##### INPUT RECORDS #####

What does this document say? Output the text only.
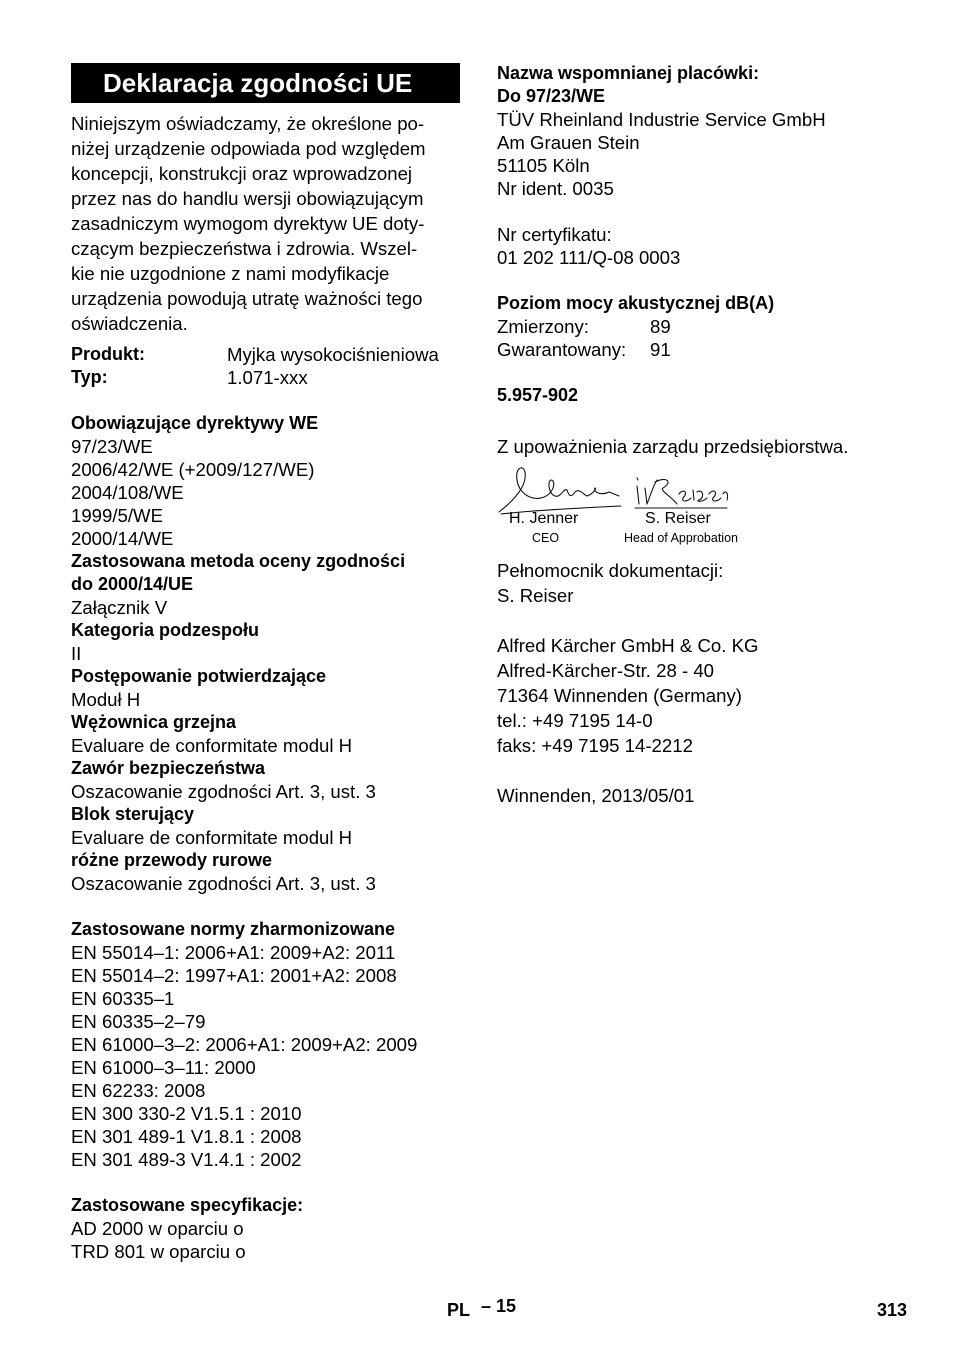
Deklaracja zgodności UE
Niniejszym oświadczamy, że określone po-
niżej urządzenie odpowiada pod względem
koncepcji, konstrukcji oraz wprowadzonej
przez nas do handlu wersji obowiązującym
zasadniczym wymogom dyrektyw UE doty-
czącym bezpieczeństwa i zdrowia. Wszel-
kie nie uzgodnione z nami modyfikacje
urządzenia powodują utratę ważności tego
oświadczenia.
Produkt:	Myjka wysokociśnieniowa
Typ:	1.071-xxx
Obowiązujące dyrektywy WE
97/23/WE
2006/42/WE (+2009/127/WE)
2004/108/WE
1999/5/WE
2000/14/WE
Zastosowana metoda oceny zgodności
do 2000/14/UE
Załącznik V
Kategoria podzespołu
II
Postępowanie potwierdzające
Moduł H
Wężownica grzejna
Evaluare de conformitate modul H
Zawór bezpieczeństwa
Oszacowanie zgodności Art. 3, ust. 3
Blok sterujący
Evaluare de conformitate modul H
różne przewody rurowe
Oszacowanie zgodności Art. 3, ust. 3
Zastosowane normy zharmonizowane
EN 55014–1: 2006+A1: 2009+A2: 2011
EN 55014–2: 1997+A1: 2001+A2: 2008
EN 60335–1
EN 60335–2–79
EN 61000–3–2: 2006+A1: 2009+A2: 2009
EN 61000–3–11: 2000
EN 62233: 2008
EN 300 330-2 V1.5.1 : 2010
EN 301 489-1 V1.8.1 : 2008
EN 301 489-3 V1.4.1 : 2002
Zastosowane specyfikacje:
AD 2000 w oparciu o
TRD 801 w oparciu o
Nazwa wspomnianej placówki:
Do 97/23/WE
TÜV Rheinland Industrie Service GmbH
Am Grauen Stein
51105 Köln
Nr ident. 0035
Nr certyfikatu:
01 202 111/Q-08 0003
Poziom mocy akustycznej dB(A)
Zmierzony:	89
Gwarantowany:	91
5.957-902
Z upoważnienia zarządu przedsiębiorstwa.
H. Jenner
CEO
S. Reiser
Head of Approbation
Pełnomocnik dokumentacji:
S. Reiser
Alfred Kärcher GmbH & Co. KG
Alfred-Kärcher-Str. 28 - 40
71364 Winnenden (Germany)
tel.: +49 7195 14-0
faks: +49 7195 14-2212
Winnenden, 2013/05/01
PL – 15	313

#####

SHORT TASK: Using the material above, retype each entry exactly and omit the pictures.

REPLY:
What does this document say? Output the text only.
Deklaracja zgodności UE
Niniejszym oświadczamy, że określone po-
niżej urządzenie odpowiada pod względem
koncepcji, konstrukcji oraz wprowadzonej
przez nas do handlu wersji obowiązującym
zasadniczym wymogom dyrektyw UE doty-
czącym bezpieczeństwa i zdrowia. Wszel-
kie nie uzgodnione z nami modyfikacje
urządzenia powodują utratę ważności tego
oświadczenia.
Produkt:	Myjka wysokociśnieniowa
Typ:	1.071-xxx
Obowiązujące dyrektywy WE
97/23/WE
2006/42/WE (+2009/127/WE)
2004/108/WE
1999/5/WE
2000/14/WE
Zastosowana metoda oceny zgodności
do 2000/14/UE
Załącznik V
Kategoria podzespołu
II
Postępowanie potwierdzające
Moduł H
Wężownica grzejna
Evaluare de conformitate modul H
Zawór bezpieczeństwa
Oszacowanie zgodności Art. 3, ust. 3
Blok sterujący
Evaluare de conformitate modul H
różne przewody rurowe
Oszacowanie zgodności Art. 3, ust. 3
Zastosowane normy zharmonizowane
EN 55014–1: 2006+A1: 2009+A2: 2011
EN 55014–2: 1997+A1: 2001+A2: 2008
EN 60335–1
EN 60335–2–79
EN 61000–3–2: 2006+A1: 2009+A2: 2009
EN 61000–3–11: 2000
EN 62233: 2008
EN 300 330-2 V1.5.1 : 2010
EN 301 489-1 V1.8.1 : 2008
EN 301 489-3 V1.4.1 : 2002
Zastosowane specyfikacje:
AD 2000 w oparciu o
TRD 801 w oparciu o
Nazwa wspomnianej placówki:
Do 97/23/WE
TÜV Rheinland Industrie Service GmbH
Am Grauen Stein
51105 Köln
Nr ident. 0035
Nr certyfikatu:
01 202 111/Q-08 0003
Poziom mocy akustycznej dB(A)
Zmierzony:	89
Gwarantowany:	91
5.957-902
Z upoważnienia zarządu przedsiębiorstwa.
H. Jenner
CEO
S. Reiser
Head of Approbation
Pełnomocnik dokumentacji:
S. Reiser
Alfred Kärcher GmbH & Co. KG
Alfred-Kärcher-Str. 28 - 40
71364 Winnenden (Germany)
tel.: +49 7195 14-0
faks: +49 7195 14-2212
Winnenden, 2013/05/01
PL – 15	313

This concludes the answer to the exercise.